**Your goal**
From the entries that follow, list every line in which the string "Summe" appears.

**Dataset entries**
[BEGIN]
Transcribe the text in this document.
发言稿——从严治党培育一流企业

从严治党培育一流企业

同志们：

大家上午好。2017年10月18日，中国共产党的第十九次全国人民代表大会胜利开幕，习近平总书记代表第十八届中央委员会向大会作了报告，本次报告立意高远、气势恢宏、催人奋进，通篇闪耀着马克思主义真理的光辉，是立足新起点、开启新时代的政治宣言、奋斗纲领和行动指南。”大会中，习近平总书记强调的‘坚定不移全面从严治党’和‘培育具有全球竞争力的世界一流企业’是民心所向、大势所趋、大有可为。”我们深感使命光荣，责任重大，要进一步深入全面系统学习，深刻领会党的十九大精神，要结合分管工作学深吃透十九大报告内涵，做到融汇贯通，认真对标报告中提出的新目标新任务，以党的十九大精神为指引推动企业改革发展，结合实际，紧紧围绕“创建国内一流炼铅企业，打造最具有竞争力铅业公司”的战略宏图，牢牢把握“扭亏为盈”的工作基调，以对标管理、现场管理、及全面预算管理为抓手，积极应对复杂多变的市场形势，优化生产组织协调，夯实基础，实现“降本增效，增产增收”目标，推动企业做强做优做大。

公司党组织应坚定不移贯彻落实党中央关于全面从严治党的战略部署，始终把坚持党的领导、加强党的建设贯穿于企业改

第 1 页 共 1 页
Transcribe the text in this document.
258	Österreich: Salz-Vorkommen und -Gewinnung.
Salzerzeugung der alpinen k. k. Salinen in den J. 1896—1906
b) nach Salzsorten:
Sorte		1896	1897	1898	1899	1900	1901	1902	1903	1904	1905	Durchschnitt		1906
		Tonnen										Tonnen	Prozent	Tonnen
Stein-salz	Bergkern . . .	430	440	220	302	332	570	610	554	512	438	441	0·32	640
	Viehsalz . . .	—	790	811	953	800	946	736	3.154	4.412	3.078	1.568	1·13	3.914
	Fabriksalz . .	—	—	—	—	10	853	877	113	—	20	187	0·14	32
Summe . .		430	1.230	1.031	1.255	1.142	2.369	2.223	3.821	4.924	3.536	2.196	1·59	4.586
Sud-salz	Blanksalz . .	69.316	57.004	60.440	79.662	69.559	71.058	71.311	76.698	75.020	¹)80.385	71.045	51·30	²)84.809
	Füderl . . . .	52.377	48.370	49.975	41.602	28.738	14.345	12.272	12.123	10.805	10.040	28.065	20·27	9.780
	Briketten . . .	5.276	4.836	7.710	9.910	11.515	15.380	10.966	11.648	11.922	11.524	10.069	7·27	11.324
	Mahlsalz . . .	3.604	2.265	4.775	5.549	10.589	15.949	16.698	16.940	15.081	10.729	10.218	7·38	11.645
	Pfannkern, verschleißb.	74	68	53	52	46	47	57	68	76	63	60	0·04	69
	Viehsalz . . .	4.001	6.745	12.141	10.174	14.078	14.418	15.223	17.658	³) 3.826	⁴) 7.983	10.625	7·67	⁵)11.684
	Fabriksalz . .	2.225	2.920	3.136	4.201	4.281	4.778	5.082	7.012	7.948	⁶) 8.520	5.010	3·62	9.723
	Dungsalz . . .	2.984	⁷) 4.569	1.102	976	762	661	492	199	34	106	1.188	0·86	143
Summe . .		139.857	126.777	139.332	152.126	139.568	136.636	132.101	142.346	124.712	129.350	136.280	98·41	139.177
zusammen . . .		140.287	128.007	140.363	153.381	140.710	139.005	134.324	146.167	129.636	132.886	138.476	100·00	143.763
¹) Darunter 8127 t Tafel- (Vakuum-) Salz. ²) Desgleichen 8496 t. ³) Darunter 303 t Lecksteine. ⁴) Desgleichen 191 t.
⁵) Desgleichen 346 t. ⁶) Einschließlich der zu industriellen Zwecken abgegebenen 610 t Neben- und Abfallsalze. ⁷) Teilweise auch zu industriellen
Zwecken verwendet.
[END]
**Task solution**
Summe . .		430	1.230	1.031	1.255	1.142	2.369	2.223	3.821	4.924	3.536	2.196	1·59	4.586
Summe . .		139.857	126.777	139.332	152.126	139.568	136.636	132.101	142.346	124.712	129.350	136.280	98·41	139.177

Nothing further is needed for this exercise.